**PROMPT**. Convert every line of the listing below into a JSON list of strings, one string per line, with blank lines omitted. Leave the pictures out of the result.

Items listed in a dataset
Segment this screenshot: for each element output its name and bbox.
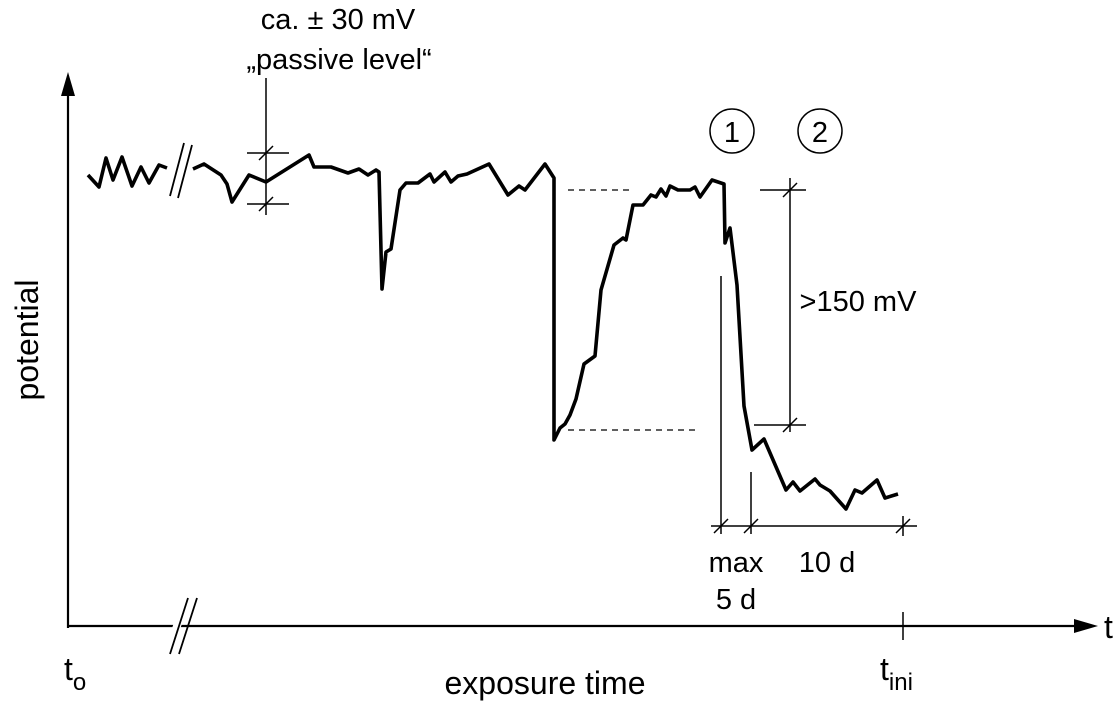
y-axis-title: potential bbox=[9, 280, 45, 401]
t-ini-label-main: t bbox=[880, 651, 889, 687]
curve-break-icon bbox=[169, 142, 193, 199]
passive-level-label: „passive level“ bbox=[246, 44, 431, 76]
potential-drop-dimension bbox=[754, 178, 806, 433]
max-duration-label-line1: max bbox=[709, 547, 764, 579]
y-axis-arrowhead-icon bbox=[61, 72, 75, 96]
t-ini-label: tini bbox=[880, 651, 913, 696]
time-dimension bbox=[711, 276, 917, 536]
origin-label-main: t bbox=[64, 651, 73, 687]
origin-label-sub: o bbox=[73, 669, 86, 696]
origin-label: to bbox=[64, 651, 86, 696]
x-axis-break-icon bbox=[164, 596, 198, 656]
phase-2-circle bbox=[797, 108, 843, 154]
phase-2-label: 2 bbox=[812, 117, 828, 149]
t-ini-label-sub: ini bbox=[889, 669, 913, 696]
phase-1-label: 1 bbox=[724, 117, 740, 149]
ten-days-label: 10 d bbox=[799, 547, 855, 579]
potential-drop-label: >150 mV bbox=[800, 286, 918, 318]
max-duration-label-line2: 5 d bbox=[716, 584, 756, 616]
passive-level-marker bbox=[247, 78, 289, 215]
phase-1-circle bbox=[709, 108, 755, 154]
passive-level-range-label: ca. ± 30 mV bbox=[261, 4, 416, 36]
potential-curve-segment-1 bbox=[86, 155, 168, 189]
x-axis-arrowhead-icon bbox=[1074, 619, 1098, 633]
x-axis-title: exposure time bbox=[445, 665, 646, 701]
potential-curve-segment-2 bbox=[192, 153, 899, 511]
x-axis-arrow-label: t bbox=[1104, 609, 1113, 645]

**FULL OUTPUT**.
[
  "Segment this screenshot: for each element output its name and bbox.",
  "y-axis-title: potential bbox=[9, 280, 45, 401]",
  "t-ini-label-main: t bbox=[880, 651, 889, 687]",
  "curve-break-icon bbox=[169, 142, 193, 199]",
  "passive-level-label: „passive level“ bbox=[246, 44, 431, 76]",
  "potential-drop-dimension bbox=[754, 178, 806, 433]",
  "max-duration-label-line1: max bbox=[709, 547, 764, 579]",
  "y-axis-arrowhead-icon bbox=[61, 72, 75, 96]",
  "t-ini-label: tini bbox=[880, 651, 913, 696]",
  "time-dimension bbox=[711, 276, 917, 536]",
  "origin-label-main: t bbox=[64, 651, 73, 687]",
  "origin-label-sub: o bbox=[73, 669, 86, 696]",
  "origin-label: to bbox=[64, 651, 86, 696]",
  "x-axis-break-icon bbox=[164, 596, 198, 656]",
  "phase-2-circle bbox=[797, 108, 843, 154]",
  "phase-2-label: 2 bbox=[812, 117, 828, 149]",
  "t-ini-label-sub: ini bbox=[889, 669, 913, 696]",
  "phase-1-label: 1 bbox=[724, 117, 740, 149]",
  "ten-days-label: 10 d bbox=[799, 547, 855, 579]",
  "potential-drop-label: >150 mV bbox=[800, 286, 918, 318]",
  "max-duration-label-line2: 5 d bbox=[716, 584, 756, 616]",
  "passive-level-marker bbox=[247, 78, 289, 215]",
  "phase-1-circle bbox=[709, 108, 755, 154]",
  "passive-level-range-label: ca. ± 30 mV bbox=[261, 4, 416, 36]",
  "potential-curve-segment-1 bbox=[86, 155, 168, 189]",
  "x-axis-arrowhead-icon bbox=[1074, 619, 1098, 633]",
  "x-axis-title: exposure time bbox=[445, 665, 646, 701]",
  "potential-curve-segment-2 bbox=[192, 153, 899, 511]",
  "x-axis-arrow-label: t bbox=[1104, 609, 1113, 645]"
]